## start DATA TO PROCESS

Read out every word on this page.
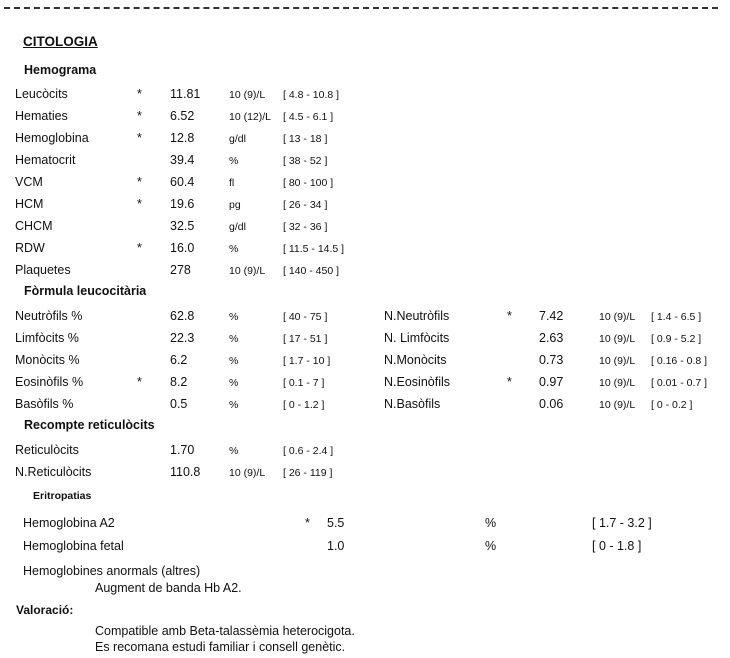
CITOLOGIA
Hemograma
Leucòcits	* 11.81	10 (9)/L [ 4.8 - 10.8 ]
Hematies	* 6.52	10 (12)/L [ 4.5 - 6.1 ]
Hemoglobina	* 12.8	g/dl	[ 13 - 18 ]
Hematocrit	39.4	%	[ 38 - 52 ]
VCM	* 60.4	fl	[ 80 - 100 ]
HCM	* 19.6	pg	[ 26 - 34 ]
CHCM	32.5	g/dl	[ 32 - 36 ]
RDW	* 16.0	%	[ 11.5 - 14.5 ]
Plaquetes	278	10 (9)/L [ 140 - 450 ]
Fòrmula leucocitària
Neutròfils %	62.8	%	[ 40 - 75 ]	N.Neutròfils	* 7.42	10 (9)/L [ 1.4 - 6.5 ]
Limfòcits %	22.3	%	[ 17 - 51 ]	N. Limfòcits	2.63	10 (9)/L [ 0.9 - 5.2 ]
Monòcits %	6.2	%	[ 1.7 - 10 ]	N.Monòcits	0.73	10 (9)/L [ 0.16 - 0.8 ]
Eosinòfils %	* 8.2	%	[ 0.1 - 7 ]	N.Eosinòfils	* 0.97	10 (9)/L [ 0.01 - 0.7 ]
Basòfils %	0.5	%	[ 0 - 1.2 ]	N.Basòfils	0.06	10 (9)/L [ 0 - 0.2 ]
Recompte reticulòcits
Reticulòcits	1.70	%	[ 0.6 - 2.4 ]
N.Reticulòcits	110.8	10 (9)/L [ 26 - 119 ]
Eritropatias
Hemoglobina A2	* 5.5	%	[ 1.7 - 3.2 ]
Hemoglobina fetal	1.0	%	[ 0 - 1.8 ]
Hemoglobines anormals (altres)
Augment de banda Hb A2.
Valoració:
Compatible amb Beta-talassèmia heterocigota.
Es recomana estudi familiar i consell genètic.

## end DATA TO PROCESS

- _TASK TO CARRY OUT_: Using the records above, list each line that includes "Hemoglobina".

- _OUTPUT_:
Hemoglobina	* 12.8	g/dl	[ 13 - 18 ]
Hemoglobina A2	* 5.5	%	[ 1.7 - 3.2 ]
Hemoglobina fetal	1.0	%	[ 0 - 1.8 ]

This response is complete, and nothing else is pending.